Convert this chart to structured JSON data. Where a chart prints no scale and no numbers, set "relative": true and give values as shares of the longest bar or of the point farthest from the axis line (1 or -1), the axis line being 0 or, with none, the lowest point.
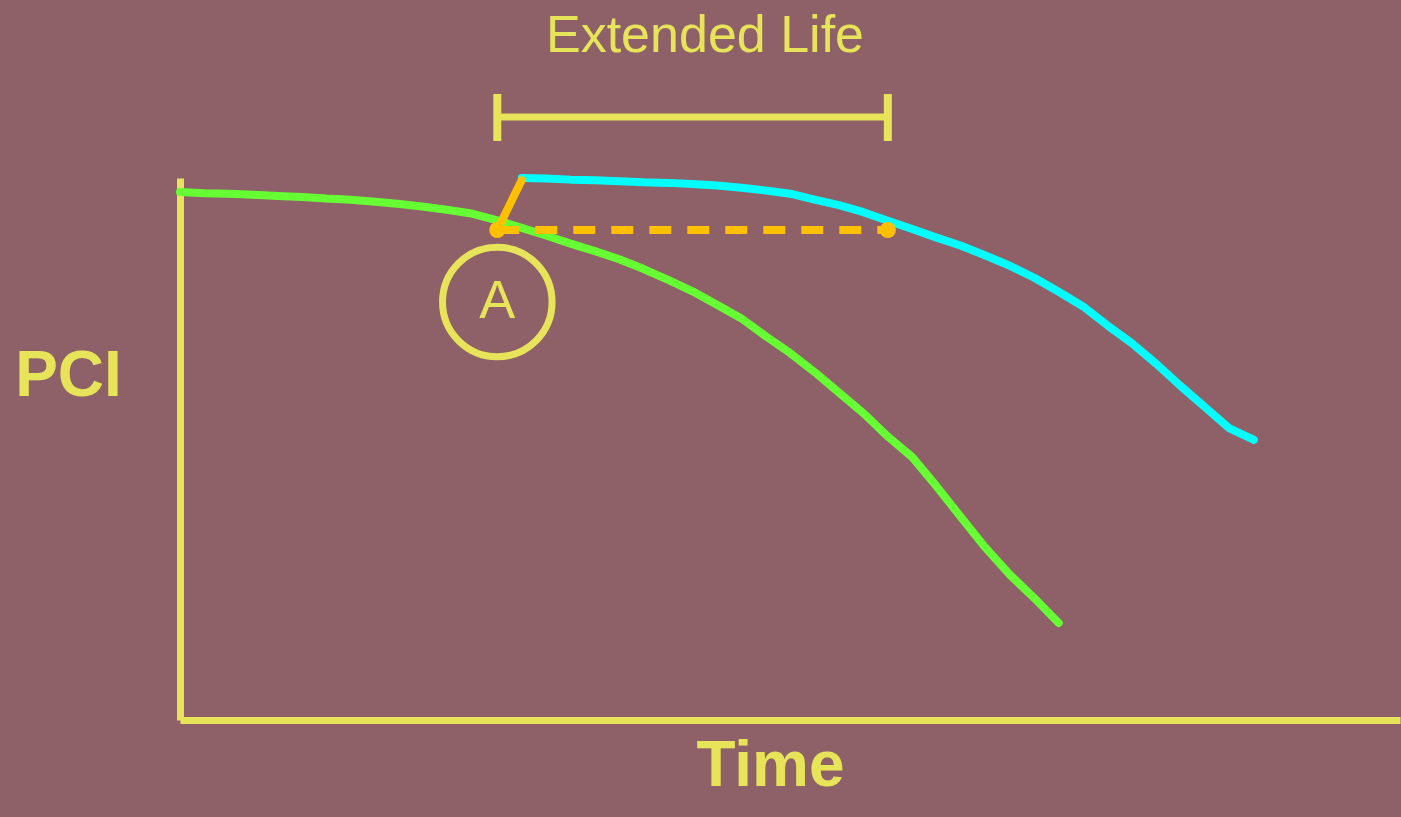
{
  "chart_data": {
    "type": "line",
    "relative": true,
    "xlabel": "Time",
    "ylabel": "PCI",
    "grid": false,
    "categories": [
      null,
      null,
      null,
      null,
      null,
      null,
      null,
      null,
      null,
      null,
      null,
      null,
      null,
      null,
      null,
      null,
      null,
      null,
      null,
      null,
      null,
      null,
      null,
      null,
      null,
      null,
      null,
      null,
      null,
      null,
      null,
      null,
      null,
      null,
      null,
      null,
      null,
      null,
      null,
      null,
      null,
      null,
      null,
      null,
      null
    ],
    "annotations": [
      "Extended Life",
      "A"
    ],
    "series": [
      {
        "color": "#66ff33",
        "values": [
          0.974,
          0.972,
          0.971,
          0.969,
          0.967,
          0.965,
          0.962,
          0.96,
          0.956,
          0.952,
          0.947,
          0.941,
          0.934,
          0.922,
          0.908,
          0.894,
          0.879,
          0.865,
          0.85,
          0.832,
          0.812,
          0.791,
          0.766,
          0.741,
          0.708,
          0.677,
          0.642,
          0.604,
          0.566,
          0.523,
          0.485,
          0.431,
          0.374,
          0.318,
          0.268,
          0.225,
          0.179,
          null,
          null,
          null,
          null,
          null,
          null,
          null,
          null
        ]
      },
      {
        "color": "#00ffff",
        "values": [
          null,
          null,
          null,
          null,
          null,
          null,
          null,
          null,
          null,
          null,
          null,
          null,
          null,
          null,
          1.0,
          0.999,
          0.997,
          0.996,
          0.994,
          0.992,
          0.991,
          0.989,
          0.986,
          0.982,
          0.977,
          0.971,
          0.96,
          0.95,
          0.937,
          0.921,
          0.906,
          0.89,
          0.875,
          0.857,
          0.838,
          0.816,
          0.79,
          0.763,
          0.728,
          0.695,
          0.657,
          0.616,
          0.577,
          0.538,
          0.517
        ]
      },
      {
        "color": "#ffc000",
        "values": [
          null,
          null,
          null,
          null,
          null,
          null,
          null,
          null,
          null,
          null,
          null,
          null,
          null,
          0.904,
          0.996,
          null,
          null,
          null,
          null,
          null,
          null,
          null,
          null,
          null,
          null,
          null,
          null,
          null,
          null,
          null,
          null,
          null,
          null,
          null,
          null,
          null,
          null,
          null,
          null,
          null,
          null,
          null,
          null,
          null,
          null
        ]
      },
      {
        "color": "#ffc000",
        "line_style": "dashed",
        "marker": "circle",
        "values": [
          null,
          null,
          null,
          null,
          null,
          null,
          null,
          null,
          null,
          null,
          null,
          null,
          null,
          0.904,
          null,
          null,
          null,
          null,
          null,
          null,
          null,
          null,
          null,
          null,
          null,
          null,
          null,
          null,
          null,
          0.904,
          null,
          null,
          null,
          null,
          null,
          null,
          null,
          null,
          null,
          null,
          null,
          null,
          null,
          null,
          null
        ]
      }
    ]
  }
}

=-=-=

- Problem
From the entries above, select each line containing the string "true".

- Exercise output
Convert this chart to structured JSON data. Where a chart prints no scale and no numbers, set "relative": true and give values as shares of the longest bar or of the point farthest from the axis line (1 or -1), the axis line being 0 or, with none, the lowest point.
    "relative": true,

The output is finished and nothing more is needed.